> _Data extract_:
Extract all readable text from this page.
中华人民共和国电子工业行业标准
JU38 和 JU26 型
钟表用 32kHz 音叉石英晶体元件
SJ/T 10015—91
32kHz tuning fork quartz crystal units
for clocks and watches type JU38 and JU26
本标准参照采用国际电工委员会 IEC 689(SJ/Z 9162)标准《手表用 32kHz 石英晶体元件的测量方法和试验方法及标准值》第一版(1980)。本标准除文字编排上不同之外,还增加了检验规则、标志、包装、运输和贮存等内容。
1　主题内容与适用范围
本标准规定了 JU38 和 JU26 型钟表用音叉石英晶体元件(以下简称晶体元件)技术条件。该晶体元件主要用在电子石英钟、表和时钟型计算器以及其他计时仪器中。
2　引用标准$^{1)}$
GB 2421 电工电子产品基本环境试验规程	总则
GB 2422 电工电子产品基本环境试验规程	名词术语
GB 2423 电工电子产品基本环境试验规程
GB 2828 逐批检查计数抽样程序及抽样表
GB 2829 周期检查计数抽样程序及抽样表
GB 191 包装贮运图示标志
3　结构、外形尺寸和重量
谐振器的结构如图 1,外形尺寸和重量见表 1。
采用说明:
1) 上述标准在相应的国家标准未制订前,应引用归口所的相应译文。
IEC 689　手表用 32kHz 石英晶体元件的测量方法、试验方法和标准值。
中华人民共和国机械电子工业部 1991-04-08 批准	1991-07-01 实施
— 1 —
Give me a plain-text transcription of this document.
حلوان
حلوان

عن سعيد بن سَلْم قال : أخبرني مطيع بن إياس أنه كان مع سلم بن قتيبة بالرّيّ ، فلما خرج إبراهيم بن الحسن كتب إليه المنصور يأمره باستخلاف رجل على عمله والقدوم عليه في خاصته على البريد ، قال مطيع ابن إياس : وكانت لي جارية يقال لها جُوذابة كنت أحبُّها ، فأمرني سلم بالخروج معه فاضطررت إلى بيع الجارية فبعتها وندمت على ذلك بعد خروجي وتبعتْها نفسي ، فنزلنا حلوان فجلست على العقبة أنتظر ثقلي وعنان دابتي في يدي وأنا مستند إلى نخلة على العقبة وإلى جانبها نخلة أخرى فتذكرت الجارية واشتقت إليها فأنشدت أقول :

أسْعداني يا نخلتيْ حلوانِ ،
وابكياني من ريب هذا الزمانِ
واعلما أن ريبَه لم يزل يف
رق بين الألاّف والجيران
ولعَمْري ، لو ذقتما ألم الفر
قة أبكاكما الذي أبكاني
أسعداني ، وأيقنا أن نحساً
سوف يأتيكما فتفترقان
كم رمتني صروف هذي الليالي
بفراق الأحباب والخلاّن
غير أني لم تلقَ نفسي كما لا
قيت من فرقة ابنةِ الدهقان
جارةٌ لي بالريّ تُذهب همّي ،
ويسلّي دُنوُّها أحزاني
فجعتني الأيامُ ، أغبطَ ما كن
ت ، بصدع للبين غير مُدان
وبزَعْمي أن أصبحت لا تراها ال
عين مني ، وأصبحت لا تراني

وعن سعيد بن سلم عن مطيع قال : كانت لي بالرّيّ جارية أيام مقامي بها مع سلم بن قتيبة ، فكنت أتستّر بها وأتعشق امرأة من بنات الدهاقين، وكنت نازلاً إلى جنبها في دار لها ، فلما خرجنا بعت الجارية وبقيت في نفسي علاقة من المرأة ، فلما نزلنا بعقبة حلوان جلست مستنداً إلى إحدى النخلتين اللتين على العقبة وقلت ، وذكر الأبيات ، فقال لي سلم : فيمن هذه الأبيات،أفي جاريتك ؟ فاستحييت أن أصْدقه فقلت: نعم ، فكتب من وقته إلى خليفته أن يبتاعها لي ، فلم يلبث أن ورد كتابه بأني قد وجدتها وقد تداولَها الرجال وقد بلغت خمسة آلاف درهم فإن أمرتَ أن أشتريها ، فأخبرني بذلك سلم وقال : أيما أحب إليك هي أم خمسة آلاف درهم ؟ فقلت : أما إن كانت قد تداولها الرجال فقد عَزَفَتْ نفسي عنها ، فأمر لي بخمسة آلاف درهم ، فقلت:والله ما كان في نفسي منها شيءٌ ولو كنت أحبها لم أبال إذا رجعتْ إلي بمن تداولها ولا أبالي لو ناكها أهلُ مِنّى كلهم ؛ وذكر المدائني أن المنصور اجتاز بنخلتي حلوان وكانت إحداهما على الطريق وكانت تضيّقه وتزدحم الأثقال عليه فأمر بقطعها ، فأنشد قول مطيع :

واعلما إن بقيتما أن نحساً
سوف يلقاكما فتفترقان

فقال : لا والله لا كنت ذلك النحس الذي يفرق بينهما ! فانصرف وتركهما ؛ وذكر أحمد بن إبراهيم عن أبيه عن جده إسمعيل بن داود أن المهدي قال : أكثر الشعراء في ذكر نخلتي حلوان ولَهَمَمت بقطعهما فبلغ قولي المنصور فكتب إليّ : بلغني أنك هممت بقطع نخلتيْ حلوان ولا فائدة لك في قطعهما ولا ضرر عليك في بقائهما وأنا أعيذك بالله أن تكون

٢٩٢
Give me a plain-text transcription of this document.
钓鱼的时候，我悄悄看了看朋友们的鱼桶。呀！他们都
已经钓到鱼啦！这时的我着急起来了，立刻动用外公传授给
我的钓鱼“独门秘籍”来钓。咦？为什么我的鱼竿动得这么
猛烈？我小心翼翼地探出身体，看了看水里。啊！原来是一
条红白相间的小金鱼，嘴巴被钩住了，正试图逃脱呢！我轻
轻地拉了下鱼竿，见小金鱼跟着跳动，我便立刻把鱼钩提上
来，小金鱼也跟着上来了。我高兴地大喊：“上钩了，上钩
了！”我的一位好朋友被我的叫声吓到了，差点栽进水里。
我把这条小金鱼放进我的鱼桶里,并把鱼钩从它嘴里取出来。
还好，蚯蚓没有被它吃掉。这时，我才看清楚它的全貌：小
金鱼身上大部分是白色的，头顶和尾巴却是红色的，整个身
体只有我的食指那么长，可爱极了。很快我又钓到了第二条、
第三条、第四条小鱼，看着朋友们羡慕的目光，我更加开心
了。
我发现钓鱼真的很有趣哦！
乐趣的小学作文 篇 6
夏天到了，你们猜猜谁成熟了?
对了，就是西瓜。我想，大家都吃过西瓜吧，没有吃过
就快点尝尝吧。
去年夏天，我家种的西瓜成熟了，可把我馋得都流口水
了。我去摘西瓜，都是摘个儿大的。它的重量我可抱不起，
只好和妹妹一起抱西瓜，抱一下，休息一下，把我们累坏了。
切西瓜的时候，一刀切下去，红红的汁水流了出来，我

> _Aim_:
Every entry should be output exactly as written, please.

> _Answer to the task_:
Extract all readable text from this page.
中华人民共和国电子工业行业标准
JU38 和 JU26 型
钟表用 32kHz 音叉石英晶体元件
SJ/T 10015—91
32kHz tuning fork quartz crystal units
for clocks and watches type JU38 and JU26
本标准参照采用国际电工委员会 IEC 689(SJ/Z 9162)标准《手表用 32kHz 石英晶体元件的测量方法和试验方法及标准值》第一版(1980)。本标准除文字编排上不同之外,还增加了检验规则、标志、包装、运输和贮存等内容。
1　主题内容与适用范围
本标准规定了 JU38 和 JU26 型钟表用音叉石英晶体元件(以下简称晶体元件)技术条件。该晶体元件主要用在电子石英钟、表和时钟型计算器以及其他计时仪器中。
2　引用标准$^{1)}$
GB 2421 电工电子产品基本环境试验规程	总则
GB 2422 电工电子产品基本环境试验规程	名词术语
GB 2423 电工电子产品基本环境试验规程
GB 2828 逐批检查计数抽样程序及抽样表
GB 2829 周期检查计数抽样程序及抽样表
GB 191 包装贮运图示标志
3　结构、外形尺寸和重量
谐振器的结构如图 1,外形尺寸和重量见表 1。
采用说明:
1) 上述标准在相应的国家标准未制订前,应引用归口所的相应译文。
IEC 689　手表用 32kHz 石英晶体元件的测量方法、试验方法和标准值。
中华人民共和国机械电子工业部 1991-04-08 批准	1991-07-01 实施
— 1 —
Give me a plain-text transcription of this document.
حلوان
حلوان

عن سعيد بن سَلْم قال : أخبرني مطيع بن إياس أنه كان مع سلم بن قتيبة بالرّيّ ، فلما خرج إبراهيم بن الحسن كتب إليه المنصور يأمره باستخلاف رجل على عمله والقدوم عليه في خاصته على البريد ، قال مطيع ابن إياس : وكانت لي جارية يقال لها جُوذابة كنت أحبُّها ، فأمرني سلم بالخروج معه فاضطررت إلى بيع الجارية فبعتها وندمت على ذلك بعد خروجي وتبعتْها نفسي ، فنزلنا حلوان فجلست على العقبة أنتظر ثقلي وعنان دابتي في يدي وأنا مستند إلى نخلة على العقبة وإلى جانبها نخلة أخرى فتذكرت الجارية واشتقت إليها فأنشدت أقول :

أسْعداني يا نخلتيْ حلوانِ ،
وابكياني من ريب هذا الزمانِ
واعلما أن ريبَه لم يزل يف
رق بين الألاّف والجيران
ولعَمْري ، لو ذقتما ألم الفر
قة أبكاكما الذي أبكاني
أسعداني ، وأيقنا أن نحساً
سوف يأتيكما فتفترقان
كم رمتني صروف هذي الليالي
بفراق الأحباب والخلاّن
غير أني لم تلقَ نفسي كما لا
قيت من فرقة ابنةِ الدهقان
جارةٌ لي بالريّ تُذهب همّي ،
ويسلّي دُنوُّها أحزاني
فجعتني الأيامُ ، أغبطَ ما كن
ت ، بصدع للبين غير مُدان
وبزَعْمي أن أصبحت لا تراها ال
عين مني ، وأصبحت لا تراني

وعن سعيد بن سلم عن مطيع قال : كانت لي بالرّيّ جارية أيام مقامي بها مع سلم بن قتيبة ، فكنت أتستّر بها وأتعشق امرأة من بنات الدهاقين، وكنت نازلاً إلى جنبها في دار لها ، فلما خرجنا بعت الجارية وبقيت في نفسي علاقة من المرأة ، فلما نزلنا بعقبة حلوان جلست مستنداً إلى إحدى النخلتين اللتين على العقبة وقلت ، وذكر الأبيات ، فقال لي سلم : فيمن هذه الأبيات،أفي جاريتك ؟ فاستحييت أن أصْدقه فقلت: نعم ، فكتب من وقته إلى خليفته أن يبتاعها لي ، فلم يلبث أن ورد كتابه بأني قد وجدتها وقد تداولَها الرجال وقد بلغت خمسة آلاف درهم فإن أمرتَ أن أشتريها ، فأخبرني بذلك سلم وقال : أيما أحب إليك هي أم خمسة آلاف درهم ؟ فقلت : أما إن كانت قد تداولها الرجال فقد عَزَفَتْ نفسي عنها ، فأمر لي بخمسة آلاف درهم ، فقلت:والله ما كان في نفسي منها شيءٌ ولو كنت أحبها لم أبال إذا رجعتْ إلي بمن تداولها ولا أبالي لو ناكها أهلُ مِنّى كلهم ؛ وذكر المدائني أن المنصور اجتاز بنخلتي حلوان وكانت إحداهما على الطريق وكانت تضيّقه وتزدحم الأثقال عليه فأمر بقطعها ، فأنشد قول مطيع :

واعلما إن بقيتما أن نحساً
سوف يلقاكما فتفترقان

فقال : لا والله لا كنت ذلك النحس الذي يفرق بينهما ! فانصرف وتركهما ؛ وذكر أحمد بن إبراهيم عن أبيه عن جده إسمعيل بن داود أن المهدي قال : أكثر الشعراء في ذكر نخلتي حلوان ولَهَمَمت بقطعهما فبلغ قولي المنصور فكتب إليّ : بلغني أنك هممت بقطع نخلتيْ حلوان ولا فائدة لك في قطعهما ولا ضرر عليك في بقائهما وأنا أعيذك بالله أن تكون

٢٩٢
Give me a plain-text transcription of this document.
钓鱼的时候，我悄悄看了看朋友们的鱼桶。呀！他们都
已经钓到鱼啦！这时的我着急起来了，立刻动用外公传授给
我的钓鱼“独门秘籍”来钓。咦？为什么我的鱼竿动得这么
猛烈？我小心翼翼地探出身体，看了看水里。啊！原来是一
条红白相间的小金鱼，嘴巴被钩住了，正试图逃脱呢！我轻
轻地拉了下鱼竿，见小金鱼跟着跳动，我便立刻把鱼钩提上
来，小金鱼也跟着上来了。我高兴地大喊：“上钩了，上钩
了！”我的一位好朋友被我的叫声吓到了，差点栽进水里。
我把这条小金鱼放进我的鱼桶里,并把鱼钩从它嘴里取出来。
还好，蚯蚓没有被它吃掉。这时，我才看清楚它的全貌：小
金鱼身上大部分是白色的，头顶和尾巴却是红色的，整个身
体只有我的食指那么长，可爱极了。很快我又钓到了第二条、
第三条、第四条小鱼，看着朋友们羡慕的目光，我更加开心
了。
我发现钓鱼真的很有趣哦！
乐趣的小学作文 篇 6
夏天到了，你们猜猜谁成熟了?
对了，就是西瓜。我想，大家都吃过西瓜吧，没有吃过
就快点尝尝吧。
去年夏天，我家种的西瓜成熟了，可把我馋得都流口水
了。我去摘西瓜，都是摘个儿大的。它的重量我可抱不起，
只好和妹妹一起抱西瓜，抱一下，休息一下，把我们累坏了。
切西瓜的时候，一刀切下去，红红的汁水流了出来，我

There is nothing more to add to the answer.